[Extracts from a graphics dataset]
★ ★ ★ ★ ★ ★ ★

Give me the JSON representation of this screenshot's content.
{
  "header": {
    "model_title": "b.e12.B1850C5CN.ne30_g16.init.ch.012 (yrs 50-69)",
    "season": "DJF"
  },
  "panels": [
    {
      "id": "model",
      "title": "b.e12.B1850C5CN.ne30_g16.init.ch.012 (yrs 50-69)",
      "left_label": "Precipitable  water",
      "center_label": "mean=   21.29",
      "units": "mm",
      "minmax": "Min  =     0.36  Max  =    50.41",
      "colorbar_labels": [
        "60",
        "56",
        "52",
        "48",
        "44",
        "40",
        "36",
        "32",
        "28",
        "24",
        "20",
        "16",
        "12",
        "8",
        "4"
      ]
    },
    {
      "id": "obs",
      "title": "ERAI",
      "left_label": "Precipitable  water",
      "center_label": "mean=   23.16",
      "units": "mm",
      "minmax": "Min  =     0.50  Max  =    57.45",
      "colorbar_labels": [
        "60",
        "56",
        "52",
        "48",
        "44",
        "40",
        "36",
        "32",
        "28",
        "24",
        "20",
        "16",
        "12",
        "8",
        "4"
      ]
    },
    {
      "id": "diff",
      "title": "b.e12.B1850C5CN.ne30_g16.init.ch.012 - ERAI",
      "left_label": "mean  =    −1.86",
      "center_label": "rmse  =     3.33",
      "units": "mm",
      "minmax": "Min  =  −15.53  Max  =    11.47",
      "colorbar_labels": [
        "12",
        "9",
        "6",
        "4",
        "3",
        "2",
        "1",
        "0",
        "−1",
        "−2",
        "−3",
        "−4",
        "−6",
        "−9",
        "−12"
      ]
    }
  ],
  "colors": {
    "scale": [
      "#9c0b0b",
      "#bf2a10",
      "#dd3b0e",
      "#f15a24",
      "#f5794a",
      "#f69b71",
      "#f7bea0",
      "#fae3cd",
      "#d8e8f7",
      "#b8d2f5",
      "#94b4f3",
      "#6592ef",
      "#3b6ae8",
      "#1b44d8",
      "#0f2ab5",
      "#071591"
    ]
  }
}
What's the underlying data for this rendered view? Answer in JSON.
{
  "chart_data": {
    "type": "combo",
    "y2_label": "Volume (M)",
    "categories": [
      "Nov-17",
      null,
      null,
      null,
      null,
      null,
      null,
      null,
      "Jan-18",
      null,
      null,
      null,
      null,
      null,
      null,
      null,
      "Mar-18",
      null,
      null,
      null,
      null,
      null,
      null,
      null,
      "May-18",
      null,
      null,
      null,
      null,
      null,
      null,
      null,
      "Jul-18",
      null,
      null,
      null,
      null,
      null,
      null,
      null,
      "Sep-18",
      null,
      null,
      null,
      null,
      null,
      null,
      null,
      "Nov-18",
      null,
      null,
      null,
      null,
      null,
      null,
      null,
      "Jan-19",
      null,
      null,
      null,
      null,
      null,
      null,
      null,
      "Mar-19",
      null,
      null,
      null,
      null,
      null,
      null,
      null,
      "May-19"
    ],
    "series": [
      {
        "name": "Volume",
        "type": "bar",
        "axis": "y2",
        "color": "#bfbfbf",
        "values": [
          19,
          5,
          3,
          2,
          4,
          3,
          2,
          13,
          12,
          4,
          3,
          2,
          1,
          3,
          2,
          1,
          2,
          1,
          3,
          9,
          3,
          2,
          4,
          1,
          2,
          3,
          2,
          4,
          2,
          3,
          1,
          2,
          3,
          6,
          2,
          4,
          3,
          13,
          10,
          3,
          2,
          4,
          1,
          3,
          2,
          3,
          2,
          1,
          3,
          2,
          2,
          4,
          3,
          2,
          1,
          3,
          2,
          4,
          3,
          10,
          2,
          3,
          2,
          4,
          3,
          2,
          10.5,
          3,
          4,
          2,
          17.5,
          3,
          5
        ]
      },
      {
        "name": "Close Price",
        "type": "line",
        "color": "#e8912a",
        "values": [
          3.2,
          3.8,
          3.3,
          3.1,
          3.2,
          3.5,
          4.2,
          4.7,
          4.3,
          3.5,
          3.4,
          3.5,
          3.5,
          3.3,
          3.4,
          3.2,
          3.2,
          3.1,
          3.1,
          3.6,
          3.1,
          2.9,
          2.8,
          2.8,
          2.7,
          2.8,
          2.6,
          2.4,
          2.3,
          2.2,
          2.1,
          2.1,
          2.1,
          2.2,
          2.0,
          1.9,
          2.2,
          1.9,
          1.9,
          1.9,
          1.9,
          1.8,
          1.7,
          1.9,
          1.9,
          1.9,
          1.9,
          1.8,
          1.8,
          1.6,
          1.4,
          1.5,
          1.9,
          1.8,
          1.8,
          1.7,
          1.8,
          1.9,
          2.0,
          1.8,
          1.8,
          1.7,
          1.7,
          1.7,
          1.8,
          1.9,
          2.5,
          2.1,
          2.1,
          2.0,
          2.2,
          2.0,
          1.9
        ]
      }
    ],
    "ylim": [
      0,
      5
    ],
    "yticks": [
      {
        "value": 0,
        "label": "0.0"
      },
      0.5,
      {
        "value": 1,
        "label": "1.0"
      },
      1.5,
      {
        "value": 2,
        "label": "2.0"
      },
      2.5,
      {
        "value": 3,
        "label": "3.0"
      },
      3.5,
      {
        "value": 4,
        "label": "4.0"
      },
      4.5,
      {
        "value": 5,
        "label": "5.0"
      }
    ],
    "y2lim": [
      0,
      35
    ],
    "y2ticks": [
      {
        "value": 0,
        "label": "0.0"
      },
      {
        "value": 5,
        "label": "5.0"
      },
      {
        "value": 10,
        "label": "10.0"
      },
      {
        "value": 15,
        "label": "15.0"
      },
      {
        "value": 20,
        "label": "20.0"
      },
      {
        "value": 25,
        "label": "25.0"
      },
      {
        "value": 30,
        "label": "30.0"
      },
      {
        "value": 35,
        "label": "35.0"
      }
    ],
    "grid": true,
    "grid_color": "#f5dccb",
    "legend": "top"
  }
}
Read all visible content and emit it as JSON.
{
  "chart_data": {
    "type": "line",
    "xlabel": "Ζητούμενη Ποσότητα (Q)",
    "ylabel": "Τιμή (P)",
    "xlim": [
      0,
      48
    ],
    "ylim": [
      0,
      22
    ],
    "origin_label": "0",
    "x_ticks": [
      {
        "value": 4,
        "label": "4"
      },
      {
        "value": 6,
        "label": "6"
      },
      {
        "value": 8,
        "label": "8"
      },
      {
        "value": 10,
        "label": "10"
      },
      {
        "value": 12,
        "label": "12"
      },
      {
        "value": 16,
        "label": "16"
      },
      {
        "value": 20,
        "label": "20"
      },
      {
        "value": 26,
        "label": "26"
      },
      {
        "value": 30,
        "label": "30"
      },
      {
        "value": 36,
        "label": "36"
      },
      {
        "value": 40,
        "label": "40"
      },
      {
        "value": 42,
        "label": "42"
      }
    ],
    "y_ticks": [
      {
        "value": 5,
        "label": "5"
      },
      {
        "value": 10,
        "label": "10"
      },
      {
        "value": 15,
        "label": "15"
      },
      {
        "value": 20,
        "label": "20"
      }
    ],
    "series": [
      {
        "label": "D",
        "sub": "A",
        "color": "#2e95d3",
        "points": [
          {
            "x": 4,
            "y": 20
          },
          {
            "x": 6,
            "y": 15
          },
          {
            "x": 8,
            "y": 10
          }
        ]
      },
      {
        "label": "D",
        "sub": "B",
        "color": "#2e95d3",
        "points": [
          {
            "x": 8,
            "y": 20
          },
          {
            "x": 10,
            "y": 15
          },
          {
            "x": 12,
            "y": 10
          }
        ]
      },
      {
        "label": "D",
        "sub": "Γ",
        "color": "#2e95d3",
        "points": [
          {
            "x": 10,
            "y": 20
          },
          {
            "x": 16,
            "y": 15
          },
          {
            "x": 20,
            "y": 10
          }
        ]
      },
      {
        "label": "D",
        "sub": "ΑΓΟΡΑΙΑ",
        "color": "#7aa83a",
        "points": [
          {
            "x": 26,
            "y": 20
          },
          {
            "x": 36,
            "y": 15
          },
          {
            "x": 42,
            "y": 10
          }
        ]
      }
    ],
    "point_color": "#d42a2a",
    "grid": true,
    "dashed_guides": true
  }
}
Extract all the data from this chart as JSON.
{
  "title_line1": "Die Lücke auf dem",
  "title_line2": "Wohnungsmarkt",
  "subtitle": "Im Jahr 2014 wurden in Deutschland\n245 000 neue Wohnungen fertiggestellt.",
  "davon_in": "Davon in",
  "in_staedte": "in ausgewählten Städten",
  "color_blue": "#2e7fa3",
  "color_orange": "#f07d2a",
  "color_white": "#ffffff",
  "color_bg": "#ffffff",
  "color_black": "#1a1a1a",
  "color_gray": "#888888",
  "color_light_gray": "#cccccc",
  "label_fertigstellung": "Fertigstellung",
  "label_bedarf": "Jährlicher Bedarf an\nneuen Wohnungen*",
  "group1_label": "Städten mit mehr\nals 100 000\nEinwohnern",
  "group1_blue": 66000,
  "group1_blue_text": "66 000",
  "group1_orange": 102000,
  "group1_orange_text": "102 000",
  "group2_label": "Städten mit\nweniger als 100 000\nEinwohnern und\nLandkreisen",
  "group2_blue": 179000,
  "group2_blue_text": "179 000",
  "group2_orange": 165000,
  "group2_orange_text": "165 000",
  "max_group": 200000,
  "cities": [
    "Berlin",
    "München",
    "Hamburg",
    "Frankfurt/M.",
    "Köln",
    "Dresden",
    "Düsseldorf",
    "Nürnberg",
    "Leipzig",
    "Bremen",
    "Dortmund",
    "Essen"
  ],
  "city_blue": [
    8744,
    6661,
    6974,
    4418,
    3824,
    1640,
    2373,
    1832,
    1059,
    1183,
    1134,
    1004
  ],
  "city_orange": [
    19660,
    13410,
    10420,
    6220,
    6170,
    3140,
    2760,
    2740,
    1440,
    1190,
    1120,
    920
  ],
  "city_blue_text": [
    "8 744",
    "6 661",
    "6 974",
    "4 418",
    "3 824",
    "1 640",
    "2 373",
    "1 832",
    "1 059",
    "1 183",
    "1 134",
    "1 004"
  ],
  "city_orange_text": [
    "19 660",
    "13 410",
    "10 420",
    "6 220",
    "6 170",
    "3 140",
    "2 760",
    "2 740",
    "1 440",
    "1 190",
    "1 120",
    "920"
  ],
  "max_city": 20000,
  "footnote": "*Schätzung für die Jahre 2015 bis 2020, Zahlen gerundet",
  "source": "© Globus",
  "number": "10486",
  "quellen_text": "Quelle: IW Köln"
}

★ ★ ★ ★ ★ ★ ★

## TO DO
Repeat exactly the lines starting at the line with "Extract all the data from this chart as JSON." and ending with the final line of the entries. Include nothing else.

## TASK SOLUTION
Extract all the data from this chart as JSON.
{
  "title_line1": "Die Lücke auf dem",
  "title_line2": "Wohnungsmarkt",
  "subtitle": "Im Jahr 2014 wurden in Deutschland\n245 000 neue Wohnungen fertiggestellt.",
  "davon_in": "Davon in",
  "in_staedte": "in ausgewählten Städten",
  "color_blue": "#2e7fa3",
  "color_orange": "#f07d2a",
  "color_white": "#ffffff",
  "color_bg": "#ffffff",
  "color_black": "#1a1a1a",
  "color_gray": "#888888",
  "color_light_gray": "#cccccc",
  "label_fertigstellung": "Fertigstellung",
  "label_bedarf": "Jährlicher Bedarf an\nneuen Wohnungen*",
  "group1_label": "Städten mit mehr\nals 100 000\nEinwohnern",
  "group1_blue": 66000,
  "group1_blue_text": "66 000",
  "group1_orange": 102000,
  "group1_orange_text": "102 000",
  "group2_label": "Städten mit\nweniger als 100 000\nEinwohnern und\nLandkreisen",
  "group2_blue": 179000,
  "group2_blue_text": "179 000",
  "group2_orange": 165000,
  "group2_orange_text": "165 000",
  "max_group": 200000,
  "cities": [
    "Berlin",
    "München",
    "Hamburg",
    "Frankfurt/M.",
    "Köln",
    "Dresden",
    "Düsseldorf",
    "Nürnberg",
    "Leipzig",
    "Bremen",
    "Dortmund",
    "Essen"
  ],
  "city_blue": [
    8744,
    6661,
    6974,
    4418,
    3824,
    1640,
    2373,
    1832,
    1059,
    1183,
    1134,
    1004
  ],
  "city_orange": [
    19660,
    13410,
    10420,
    6220,
    6170,
    3140,
    2760,
    2740,
    1440,
    1190,
    1120,
    920
  ],
  "city_blue_text": [
    "8 744",
    "6 661",
    "6 974",
    "4 418",
    "3 824",
    "1 640",
    "2 373",
    "1 832",
    "1 059",
    "1 183",
    "1 134",
    "1 004"
  ],
  "city_orange_text": [
    "19 660",
    "13 410",
    "10 420",
    "6 220",
    "6 170",
    "3 140",
    "2 760",
    "2 740",
    "1 440",
    "1 190",
    "1 120",
    "920"
  ],
  "max_city": 20000,
  "footnote": "*Schätzung für die Jahre 2015 bis 2020, Zahlen gerundet",
  "source": "© Globus",
  "number": "10486",
  "quellen_text": "Quelle: IW Köln"
}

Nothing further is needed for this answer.